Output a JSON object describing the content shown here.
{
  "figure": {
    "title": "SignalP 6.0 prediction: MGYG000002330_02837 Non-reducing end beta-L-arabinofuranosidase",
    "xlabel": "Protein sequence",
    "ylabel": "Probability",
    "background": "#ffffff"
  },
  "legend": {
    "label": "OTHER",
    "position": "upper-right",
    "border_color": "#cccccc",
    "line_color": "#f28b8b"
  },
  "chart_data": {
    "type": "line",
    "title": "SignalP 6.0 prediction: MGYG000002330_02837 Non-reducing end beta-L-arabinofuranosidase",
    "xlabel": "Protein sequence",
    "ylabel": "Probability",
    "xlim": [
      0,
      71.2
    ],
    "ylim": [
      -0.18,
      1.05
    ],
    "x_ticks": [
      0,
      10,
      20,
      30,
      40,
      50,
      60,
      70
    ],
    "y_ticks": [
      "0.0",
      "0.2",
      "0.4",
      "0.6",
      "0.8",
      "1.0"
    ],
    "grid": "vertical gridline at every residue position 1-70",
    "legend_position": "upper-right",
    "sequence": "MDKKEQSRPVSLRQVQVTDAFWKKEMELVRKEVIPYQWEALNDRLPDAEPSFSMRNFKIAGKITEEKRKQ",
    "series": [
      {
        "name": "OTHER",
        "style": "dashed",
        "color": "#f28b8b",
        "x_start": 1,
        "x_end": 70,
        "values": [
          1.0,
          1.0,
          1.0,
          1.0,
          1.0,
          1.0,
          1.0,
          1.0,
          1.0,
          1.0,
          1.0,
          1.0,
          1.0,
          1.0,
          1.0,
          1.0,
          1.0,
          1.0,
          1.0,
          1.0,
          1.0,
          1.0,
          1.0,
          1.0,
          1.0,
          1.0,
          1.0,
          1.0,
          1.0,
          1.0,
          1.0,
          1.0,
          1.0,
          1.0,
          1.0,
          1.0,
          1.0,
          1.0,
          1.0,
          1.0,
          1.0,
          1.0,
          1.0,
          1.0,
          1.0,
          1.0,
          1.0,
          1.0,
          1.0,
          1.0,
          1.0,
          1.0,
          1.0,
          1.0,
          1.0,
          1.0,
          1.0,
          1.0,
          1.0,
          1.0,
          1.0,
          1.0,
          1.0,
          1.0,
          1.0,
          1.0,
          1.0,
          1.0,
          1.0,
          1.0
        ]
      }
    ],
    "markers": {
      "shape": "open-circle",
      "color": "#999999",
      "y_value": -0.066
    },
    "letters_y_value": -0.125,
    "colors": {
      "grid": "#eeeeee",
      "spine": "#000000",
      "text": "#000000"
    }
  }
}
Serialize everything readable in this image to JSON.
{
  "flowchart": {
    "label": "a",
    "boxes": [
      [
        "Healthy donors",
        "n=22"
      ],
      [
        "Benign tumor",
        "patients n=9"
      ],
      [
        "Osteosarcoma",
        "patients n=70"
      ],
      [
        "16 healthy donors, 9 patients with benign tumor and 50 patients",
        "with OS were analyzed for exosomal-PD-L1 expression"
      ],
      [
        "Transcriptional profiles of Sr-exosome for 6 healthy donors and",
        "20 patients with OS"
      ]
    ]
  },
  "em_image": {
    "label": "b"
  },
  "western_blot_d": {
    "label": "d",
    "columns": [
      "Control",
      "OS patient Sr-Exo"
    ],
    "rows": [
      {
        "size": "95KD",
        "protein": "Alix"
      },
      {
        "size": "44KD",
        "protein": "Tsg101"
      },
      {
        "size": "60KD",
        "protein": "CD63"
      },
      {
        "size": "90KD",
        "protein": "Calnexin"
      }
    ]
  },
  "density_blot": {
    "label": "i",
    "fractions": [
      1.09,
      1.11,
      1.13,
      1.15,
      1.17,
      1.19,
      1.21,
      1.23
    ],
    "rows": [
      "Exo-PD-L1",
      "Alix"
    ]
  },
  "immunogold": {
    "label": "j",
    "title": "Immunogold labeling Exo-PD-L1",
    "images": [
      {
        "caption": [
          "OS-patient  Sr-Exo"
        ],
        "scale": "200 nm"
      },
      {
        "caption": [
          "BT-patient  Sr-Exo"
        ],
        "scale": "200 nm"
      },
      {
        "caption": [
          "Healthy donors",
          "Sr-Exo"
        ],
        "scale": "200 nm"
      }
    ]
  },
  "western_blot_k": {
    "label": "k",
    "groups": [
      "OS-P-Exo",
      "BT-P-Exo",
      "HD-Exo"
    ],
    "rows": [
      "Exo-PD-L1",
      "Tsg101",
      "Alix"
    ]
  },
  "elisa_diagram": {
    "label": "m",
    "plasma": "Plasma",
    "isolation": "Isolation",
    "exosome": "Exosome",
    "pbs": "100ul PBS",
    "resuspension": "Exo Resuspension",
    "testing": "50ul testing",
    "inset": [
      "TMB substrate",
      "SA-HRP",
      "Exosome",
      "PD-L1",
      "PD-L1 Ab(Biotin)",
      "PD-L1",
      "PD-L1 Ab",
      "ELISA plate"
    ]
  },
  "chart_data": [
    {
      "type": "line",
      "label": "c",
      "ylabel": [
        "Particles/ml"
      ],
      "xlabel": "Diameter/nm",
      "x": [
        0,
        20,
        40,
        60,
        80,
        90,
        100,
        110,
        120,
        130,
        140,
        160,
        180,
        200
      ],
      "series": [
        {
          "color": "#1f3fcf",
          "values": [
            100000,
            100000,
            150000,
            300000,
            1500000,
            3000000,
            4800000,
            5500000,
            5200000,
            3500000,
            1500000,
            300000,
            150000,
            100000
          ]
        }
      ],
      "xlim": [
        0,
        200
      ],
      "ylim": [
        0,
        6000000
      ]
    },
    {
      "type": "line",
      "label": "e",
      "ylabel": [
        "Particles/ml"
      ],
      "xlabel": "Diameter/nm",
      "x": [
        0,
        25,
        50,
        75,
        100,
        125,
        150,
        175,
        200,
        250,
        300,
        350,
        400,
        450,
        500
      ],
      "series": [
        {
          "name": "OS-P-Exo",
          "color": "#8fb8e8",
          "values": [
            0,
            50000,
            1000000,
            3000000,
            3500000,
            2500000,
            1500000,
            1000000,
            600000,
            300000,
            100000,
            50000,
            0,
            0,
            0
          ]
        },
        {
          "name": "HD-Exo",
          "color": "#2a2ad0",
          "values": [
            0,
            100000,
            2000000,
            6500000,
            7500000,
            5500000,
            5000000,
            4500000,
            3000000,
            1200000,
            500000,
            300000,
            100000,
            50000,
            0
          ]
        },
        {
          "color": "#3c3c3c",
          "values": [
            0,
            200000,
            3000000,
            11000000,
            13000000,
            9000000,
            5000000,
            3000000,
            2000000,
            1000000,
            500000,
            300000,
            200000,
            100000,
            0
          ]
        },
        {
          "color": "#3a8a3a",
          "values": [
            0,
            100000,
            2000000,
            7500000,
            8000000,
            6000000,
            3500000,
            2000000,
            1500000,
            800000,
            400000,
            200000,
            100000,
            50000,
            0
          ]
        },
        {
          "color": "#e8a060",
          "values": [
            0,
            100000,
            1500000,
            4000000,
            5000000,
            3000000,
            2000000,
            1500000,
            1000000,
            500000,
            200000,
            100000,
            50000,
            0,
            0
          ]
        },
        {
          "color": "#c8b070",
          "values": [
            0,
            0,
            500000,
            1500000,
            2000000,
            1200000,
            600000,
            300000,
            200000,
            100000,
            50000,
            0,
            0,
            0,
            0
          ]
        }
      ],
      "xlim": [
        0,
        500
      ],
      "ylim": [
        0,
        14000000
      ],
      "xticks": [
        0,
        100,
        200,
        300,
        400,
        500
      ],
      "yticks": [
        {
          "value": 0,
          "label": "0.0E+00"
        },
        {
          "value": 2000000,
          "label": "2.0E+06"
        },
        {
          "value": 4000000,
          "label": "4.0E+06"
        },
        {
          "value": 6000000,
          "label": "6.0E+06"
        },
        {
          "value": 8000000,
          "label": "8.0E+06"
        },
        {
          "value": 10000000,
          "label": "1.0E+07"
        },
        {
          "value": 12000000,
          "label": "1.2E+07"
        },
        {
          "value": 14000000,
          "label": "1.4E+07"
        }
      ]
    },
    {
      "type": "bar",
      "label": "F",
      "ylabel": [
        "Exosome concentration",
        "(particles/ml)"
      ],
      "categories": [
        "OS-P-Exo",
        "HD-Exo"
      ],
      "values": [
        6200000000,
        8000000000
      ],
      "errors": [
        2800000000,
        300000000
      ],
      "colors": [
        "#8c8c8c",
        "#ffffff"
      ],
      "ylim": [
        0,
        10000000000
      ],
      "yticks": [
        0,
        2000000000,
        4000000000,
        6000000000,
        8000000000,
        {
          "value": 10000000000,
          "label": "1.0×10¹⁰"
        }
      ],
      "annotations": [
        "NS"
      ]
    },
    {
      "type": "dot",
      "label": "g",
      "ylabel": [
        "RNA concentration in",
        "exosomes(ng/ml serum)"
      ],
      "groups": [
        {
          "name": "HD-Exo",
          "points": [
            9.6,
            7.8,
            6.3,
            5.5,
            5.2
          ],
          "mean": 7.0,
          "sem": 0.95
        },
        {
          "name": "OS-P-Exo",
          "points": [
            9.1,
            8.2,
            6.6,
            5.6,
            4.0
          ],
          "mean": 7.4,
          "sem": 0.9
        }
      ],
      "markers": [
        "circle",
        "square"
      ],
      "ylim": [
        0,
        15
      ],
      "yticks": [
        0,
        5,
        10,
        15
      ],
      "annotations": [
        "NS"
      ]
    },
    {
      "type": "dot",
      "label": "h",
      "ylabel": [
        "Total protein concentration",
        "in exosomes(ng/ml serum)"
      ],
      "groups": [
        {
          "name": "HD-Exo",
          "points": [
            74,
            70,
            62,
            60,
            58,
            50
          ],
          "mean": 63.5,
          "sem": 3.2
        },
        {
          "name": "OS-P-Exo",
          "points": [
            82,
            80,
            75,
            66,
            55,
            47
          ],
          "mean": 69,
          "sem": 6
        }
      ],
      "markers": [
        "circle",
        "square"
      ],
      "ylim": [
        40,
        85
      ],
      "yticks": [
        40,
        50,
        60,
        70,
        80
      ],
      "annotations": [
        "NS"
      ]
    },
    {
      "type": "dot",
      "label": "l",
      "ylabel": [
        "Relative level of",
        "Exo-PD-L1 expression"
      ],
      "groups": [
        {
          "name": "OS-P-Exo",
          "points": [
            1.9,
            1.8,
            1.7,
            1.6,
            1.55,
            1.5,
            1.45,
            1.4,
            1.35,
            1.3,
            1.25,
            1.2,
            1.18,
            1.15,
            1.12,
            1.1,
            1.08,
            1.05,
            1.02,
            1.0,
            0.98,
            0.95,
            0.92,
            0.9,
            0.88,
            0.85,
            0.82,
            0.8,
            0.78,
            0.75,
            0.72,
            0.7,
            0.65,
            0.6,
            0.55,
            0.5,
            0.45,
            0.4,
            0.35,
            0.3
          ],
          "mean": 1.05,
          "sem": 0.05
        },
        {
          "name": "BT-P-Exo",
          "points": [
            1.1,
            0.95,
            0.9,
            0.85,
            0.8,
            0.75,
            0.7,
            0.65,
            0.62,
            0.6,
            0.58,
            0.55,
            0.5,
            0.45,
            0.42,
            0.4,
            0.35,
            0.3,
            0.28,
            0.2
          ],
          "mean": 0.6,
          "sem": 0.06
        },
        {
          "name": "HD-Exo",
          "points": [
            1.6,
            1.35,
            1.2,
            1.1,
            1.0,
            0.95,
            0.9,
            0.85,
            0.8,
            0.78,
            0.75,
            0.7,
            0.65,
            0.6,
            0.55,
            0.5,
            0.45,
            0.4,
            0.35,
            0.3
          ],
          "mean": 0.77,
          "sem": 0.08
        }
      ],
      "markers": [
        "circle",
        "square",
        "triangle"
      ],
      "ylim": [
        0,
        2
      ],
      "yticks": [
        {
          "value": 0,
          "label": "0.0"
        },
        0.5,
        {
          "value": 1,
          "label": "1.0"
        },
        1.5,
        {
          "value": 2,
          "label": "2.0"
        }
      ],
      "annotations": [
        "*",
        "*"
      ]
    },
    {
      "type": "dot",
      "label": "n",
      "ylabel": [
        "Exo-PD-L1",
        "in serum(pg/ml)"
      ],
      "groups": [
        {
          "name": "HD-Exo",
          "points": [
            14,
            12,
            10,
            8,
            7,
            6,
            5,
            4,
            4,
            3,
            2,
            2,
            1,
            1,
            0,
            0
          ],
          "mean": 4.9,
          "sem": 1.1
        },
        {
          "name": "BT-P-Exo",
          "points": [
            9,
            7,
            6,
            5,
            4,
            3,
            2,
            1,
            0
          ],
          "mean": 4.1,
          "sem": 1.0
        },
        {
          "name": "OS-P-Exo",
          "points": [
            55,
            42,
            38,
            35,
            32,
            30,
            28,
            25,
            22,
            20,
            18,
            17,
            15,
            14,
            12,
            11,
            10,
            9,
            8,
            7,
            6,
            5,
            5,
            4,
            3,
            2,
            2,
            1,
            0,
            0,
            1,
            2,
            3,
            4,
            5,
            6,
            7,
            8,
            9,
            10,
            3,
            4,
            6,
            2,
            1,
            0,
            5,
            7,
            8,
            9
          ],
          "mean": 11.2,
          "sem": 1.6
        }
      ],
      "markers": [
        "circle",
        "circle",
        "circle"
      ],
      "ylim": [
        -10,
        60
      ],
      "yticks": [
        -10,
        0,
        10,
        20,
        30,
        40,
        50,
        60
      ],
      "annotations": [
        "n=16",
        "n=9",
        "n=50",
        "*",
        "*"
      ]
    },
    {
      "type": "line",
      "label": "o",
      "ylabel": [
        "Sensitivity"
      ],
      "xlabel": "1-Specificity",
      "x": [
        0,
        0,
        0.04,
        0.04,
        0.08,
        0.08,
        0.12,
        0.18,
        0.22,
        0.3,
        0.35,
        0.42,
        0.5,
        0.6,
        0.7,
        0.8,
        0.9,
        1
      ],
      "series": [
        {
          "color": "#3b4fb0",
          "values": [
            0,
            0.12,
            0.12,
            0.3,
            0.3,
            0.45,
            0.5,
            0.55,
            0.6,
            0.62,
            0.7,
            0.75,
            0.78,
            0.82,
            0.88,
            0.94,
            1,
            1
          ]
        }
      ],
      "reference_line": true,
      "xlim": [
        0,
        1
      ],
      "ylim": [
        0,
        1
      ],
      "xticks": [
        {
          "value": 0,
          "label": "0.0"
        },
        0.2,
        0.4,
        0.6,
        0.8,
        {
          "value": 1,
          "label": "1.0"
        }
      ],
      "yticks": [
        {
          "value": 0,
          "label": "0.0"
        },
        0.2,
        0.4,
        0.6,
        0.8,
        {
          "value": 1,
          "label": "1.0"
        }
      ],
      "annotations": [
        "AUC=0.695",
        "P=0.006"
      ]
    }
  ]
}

## WHAT THIS TASK INVOLVES
In the entries above, count the lines that include "expression" and write nothing but that number.

## ANSWER SECTION
2